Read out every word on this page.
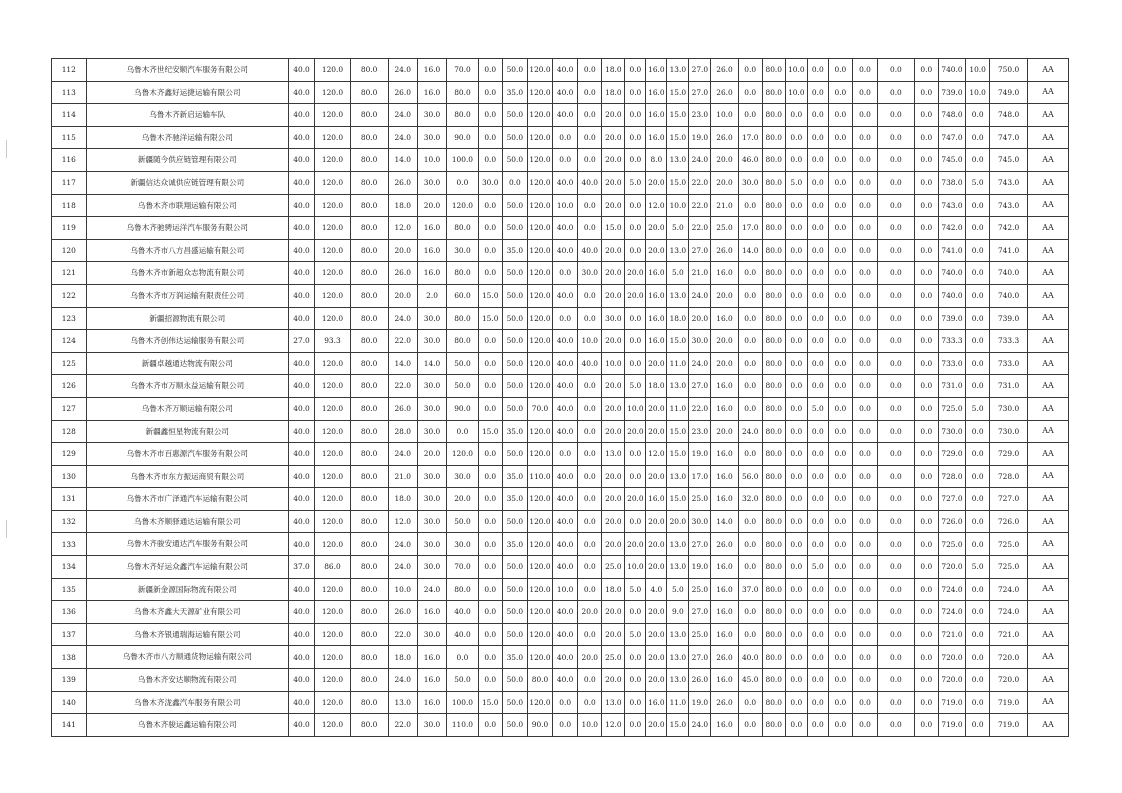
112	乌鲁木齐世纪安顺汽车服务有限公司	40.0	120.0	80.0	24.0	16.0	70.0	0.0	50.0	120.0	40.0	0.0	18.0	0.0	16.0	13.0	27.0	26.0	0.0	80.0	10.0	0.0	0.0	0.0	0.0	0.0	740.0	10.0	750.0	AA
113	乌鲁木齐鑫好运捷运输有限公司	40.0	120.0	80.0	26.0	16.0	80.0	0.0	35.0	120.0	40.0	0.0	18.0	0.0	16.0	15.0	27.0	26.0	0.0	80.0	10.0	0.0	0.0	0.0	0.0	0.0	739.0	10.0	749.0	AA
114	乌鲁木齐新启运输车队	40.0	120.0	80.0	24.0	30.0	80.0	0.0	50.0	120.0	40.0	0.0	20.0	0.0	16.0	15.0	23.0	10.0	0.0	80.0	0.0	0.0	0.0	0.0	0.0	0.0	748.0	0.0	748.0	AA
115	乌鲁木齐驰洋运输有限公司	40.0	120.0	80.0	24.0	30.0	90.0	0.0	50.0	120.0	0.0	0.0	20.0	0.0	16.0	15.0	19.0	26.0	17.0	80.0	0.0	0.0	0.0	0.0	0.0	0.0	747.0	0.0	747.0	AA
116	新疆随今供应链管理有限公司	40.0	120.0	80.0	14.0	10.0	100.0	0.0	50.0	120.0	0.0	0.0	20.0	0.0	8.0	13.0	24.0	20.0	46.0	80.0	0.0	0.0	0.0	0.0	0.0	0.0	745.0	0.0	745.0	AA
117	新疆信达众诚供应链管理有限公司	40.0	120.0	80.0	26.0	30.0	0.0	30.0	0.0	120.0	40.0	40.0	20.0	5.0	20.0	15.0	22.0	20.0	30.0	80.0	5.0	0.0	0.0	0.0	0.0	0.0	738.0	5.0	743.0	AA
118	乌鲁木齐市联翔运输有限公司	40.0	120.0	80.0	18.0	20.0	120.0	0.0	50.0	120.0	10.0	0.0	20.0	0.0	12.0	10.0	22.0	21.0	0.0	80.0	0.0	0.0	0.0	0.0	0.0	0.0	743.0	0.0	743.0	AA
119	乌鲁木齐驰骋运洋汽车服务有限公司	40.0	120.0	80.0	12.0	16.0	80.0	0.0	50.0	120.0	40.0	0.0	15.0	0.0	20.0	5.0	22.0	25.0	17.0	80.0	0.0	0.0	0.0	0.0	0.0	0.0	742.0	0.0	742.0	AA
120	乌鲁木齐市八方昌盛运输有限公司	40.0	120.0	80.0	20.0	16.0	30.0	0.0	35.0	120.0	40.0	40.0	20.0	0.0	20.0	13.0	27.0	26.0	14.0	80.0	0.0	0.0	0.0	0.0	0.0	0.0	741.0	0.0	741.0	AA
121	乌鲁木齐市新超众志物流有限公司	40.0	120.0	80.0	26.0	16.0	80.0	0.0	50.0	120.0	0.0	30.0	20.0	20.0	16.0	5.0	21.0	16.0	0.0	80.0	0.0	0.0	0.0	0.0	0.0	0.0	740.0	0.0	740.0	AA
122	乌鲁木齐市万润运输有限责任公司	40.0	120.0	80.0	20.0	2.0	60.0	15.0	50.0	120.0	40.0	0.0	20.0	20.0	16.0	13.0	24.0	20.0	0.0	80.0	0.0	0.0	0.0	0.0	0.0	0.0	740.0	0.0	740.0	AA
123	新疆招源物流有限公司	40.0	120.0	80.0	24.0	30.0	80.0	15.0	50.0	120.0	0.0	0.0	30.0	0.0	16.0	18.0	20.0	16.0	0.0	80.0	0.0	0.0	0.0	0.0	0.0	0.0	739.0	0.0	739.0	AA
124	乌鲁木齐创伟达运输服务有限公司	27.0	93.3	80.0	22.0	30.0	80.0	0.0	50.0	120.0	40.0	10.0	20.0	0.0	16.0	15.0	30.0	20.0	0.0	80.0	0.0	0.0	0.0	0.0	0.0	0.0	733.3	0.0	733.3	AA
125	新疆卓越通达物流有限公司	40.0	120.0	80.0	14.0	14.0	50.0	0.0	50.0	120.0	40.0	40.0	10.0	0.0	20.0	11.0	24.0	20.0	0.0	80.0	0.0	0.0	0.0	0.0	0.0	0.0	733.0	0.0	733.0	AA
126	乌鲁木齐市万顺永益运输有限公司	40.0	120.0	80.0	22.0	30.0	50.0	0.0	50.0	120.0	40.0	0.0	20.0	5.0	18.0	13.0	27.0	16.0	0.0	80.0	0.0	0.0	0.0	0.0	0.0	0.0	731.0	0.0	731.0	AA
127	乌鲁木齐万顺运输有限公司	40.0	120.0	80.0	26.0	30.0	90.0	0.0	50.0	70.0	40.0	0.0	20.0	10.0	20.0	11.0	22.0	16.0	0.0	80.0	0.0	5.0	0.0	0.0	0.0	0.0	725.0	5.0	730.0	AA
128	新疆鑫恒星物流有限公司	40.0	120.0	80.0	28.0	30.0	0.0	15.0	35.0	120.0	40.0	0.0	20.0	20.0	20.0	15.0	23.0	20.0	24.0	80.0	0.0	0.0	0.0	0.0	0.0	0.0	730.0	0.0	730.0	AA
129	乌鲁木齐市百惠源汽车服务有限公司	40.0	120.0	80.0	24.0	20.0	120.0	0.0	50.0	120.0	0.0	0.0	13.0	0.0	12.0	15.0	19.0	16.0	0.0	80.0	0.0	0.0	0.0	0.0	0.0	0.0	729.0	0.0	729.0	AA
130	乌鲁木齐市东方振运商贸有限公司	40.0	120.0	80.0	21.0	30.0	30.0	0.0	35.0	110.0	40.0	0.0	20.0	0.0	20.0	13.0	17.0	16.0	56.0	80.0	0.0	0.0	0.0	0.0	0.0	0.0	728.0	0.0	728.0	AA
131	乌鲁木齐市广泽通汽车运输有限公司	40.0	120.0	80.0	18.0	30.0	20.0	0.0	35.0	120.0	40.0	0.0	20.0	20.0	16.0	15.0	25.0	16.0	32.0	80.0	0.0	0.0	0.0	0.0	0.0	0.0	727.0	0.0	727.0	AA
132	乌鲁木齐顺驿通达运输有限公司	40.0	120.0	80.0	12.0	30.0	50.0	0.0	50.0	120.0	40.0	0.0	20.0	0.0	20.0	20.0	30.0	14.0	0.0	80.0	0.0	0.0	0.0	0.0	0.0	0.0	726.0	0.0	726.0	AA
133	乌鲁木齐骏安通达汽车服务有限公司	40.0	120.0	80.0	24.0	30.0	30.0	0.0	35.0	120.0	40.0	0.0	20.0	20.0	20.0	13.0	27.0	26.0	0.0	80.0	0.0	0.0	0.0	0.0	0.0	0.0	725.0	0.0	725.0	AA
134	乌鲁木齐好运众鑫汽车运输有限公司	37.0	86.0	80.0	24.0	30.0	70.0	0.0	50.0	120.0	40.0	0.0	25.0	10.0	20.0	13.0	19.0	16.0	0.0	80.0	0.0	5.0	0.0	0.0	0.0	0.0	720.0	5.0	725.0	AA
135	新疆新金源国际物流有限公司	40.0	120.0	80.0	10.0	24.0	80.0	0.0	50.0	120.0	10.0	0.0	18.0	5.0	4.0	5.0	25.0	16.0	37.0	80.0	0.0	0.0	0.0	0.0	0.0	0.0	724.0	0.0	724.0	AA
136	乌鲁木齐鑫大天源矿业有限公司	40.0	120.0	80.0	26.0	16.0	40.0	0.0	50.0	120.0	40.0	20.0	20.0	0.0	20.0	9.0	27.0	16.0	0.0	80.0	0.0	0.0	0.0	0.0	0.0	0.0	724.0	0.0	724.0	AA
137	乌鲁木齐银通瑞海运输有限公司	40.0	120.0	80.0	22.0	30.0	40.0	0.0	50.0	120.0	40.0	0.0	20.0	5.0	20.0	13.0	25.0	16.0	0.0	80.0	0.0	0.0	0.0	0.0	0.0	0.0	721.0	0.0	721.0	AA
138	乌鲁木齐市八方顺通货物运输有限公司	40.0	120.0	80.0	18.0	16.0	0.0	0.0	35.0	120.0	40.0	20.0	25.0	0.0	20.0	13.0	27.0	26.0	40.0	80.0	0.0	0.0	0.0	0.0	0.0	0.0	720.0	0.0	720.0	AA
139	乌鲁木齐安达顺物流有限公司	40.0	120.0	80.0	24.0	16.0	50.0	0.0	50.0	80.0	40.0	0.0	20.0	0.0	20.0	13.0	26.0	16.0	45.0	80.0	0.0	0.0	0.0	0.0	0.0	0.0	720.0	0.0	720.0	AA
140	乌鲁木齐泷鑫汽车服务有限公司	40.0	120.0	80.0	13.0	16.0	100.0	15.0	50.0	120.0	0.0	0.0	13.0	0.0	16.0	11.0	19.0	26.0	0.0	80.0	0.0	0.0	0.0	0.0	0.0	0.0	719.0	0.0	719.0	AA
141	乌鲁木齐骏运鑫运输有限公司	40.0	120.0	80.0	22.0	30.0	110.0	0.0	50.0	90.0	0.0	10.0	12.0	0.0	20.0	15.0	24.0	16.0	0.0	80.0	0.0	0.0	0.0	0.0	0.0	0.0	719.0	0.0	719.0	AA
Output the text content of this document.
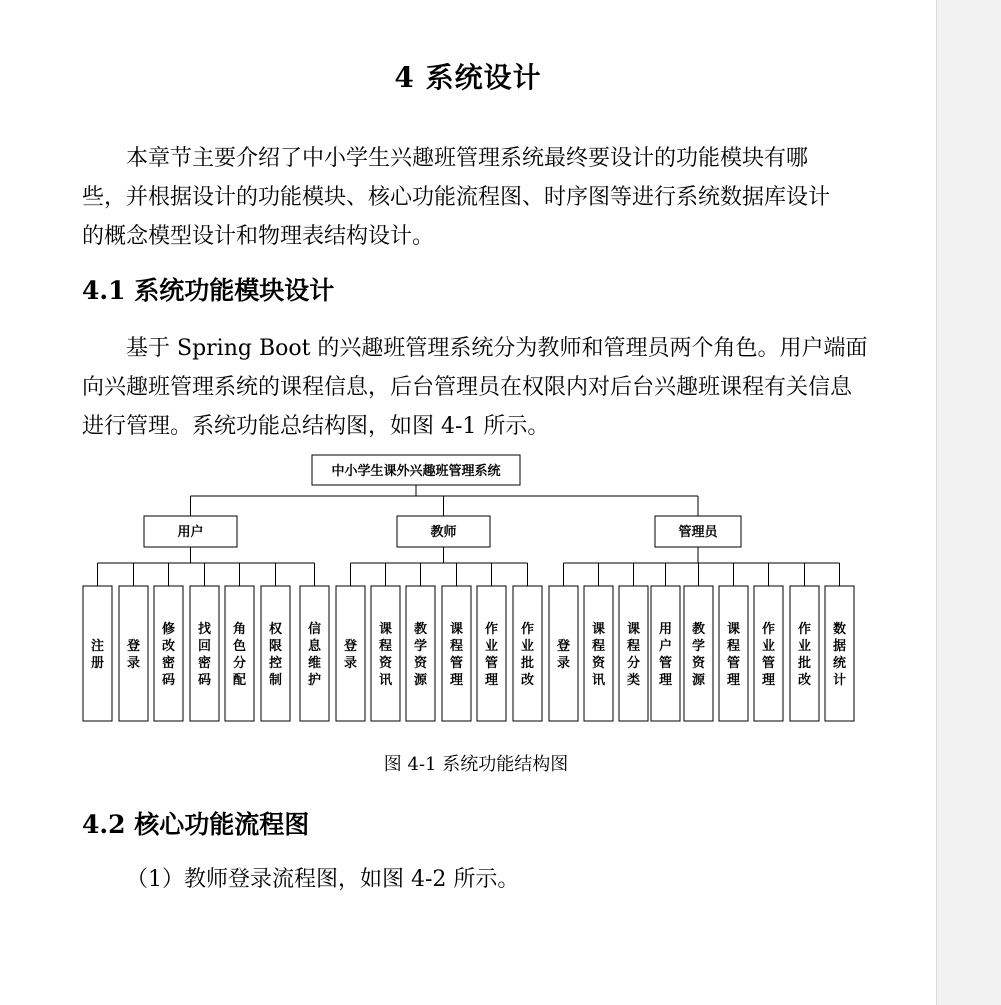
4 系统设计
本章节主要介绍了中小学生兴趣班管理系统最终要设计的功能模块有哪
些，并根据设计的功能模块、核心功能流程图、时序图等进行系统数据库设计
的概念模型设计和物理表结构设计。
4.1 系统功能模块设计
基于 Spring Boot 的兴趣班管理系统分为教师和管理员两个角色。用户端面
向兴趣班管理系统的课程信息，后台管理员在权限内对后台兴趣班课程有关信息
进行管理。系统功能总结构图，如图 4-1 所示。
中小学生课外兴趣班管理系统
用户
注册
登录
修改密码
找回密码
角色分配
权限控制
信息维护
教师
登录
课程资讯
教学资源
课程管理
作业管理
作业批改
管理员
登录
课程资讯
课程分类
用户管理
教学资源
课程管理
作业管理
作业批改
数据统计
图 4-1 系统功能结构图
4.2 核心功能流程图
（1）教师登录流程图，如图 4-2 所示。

■ WORK REQUIRED
Beginning at the line that contains "Output the text content of this document.", copy each remaining line of the records exactly, through the final one. Omit the pictures.

■ ANSWER FOR THE TASK
Output the text content of this document.
4 系统设计
本章节主要介绍了中小学生兴趣班管理系统最终要设计的功能模块有哪
些，并根据设计的功能模块、核心功能流程图、时序图等进行系统数据库设计
的概念模型设计和物理表结构设计。
4.1 系统功能模块设计
基于 Spring Boot 的兴趣班管理系统分为教师和管理员两个角色。用户端面
向兴趣班管理系统的课程信息，后台管理员在权限内对后台兴趣班课程有关信息
进行管理。系统功能总结构图，如图 4-1 所示。
中小学生课外兴趣班管理系统
用户
注册
登录
修改密码
找回密码
角色分配
权限控制
信息维护
教师
登录
课程资讯
教学资源
课程管理
作业管理
作业批改
管理员
登录
课程资讯
课程分类
用户管理
教学资源
课程管理
作业管理
作业批改
数据统计
图 4-1 系统功能结构图
4.2 核心功能流程图
（1）教师登录流程图，如图 4-2 所示。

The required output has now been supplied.